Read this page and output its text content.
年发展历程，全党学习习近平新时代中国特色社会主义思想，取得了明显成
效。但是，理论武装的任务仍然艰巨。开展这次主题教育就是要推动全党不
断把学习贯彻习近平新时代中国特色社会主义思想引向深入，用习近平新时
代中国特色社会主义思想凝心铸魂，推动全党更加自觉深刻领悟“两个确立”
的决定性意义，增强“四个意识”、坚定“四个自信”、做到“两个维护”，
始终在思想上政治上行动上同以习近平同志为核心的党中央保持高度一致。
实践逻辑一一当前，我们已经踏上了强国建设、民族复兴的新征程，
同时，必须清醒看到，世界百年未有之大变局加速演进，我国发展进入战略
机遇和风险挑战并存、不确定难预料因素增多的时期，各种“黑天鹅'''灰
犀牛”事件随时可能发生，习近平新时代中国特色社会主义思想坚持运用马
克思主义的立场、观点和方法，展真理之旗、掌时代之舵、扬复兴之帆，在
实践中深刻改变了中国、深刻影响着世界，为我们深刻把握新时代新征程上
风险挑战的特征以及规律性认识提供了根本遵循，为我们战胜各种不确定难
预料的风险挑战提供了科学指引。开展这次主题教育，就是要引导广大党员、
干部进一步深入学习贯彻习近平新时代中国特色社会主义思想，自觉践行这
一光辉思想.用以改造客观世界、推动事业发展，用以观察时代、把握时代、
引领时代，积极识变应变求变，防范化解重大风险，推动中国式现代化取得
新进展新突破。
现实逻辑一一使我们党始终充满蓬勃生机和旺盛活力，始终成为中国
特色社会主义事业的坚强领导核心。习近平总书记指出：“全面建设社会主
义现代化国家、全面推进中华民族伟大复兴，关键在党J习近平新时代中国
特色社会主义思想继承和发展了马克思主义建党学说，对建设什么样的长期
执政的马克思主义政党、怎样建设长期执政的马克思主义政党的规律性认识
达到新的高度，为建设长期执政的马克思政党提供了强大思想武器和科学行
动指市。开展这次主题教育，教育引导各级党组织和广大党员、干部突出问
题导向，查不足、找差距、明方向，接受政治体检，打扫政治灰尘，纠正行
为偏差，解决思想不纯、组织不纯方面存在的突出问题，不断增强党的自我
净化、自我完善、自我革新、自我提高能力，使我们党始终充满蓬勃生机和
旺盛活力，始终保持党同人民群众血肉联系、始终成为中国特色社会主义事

- [WORK TO COMPLETE]:
Here, the records must be output exactly and in full.

- [FINISHED EXERCISE]:
Read this page and output its text content.
年发展历程，全党学习习近平新时代中国特色社会主义思想，取得了明显成
效。但是，理论武装的任务仍然艰巨。开展这次主题教育就是要推动全党不
断把学习贯彻习近平新时代中国特色社会主义思想引向深入，用习近平新时
代中国特色社会主义思想凝心铸魂，推动全党更加自觉深刻领悟“两个确立”
的决定性意义，增强“四个意识”、坚定“四个自信”、做到“两个维护”，
始终在思想上政治上行动上同以习近平同志为核心的党中央保持高度一致。
实践逻辑一一当前，我们已经踏上了强国建设、民族复兴的新征程，
同时，必须清醒看到，世界百年未有之大变局加速演进，我国发展进入战略
机遇和风险挑战并存、不确定难预料因素增多的时期，各种“黑天鹅'''灰
犀牛”事件随时可能发生，习近平新时代中国特色社会主义思想坚持运用马
克思主义的立场、观点和方法，展真理之旗、掌时代之舵、扬复兴之帆，在
实践中深刻改变了中国、深刻影响着世界，为我们深刻把握新时代新征程上
风险挑战的特征以及规律性认识提供了根本遵循，为我们战胜各种不确定难
预料的风险挑战提供了科学指引。开展这次主题教育，就是要引导广大党员、
干部进一步深入学习贯彻习近平新时代中国特色社会主义思想，自觉践行这
一光辉思想.用以改造客观世界、推动事业发展，用以观察时代、把握时代、
引领时代，积极识变应变求变，防范化解重大风险，推动中国式现代化取得
新进展新突破。
现实逻辑一一使我们党始终充满蓬勃生机和旺盛活力，始终成为中国
特色社会主义事业的坚强领导核心。习近平总书记指出：“全面建设社会主
义现代化国家、全面推进中华民族伟大复兴，关键在党J习近平新时代中国
特色社会主义思想继承和发展了马克思主义建党学说，对建设什么样的长期
执政的马克思主义政党、怎样建设长期执政的马克思主义政党的规律性认识
达到新的高度，为建设长期执政的马克思政党提供了强大思想武器和科学行
动指市。开展这次主题教育，教育引导各级党组织和广大党员、干部突出问
题导向，查不足、找差距、明方向，接受政治体检，打扫政治灰尘，纠正行
为偏差，解决思想不纯、组织不纯方面存在的突出问题，不断增强党的自我
净化、自我完善、自我革新、自我提高能力，使我们党始终充满蓬勃生机和
旺盛活力，始终保持党同人民群众血肉联系、始终成为中国特色社会主义事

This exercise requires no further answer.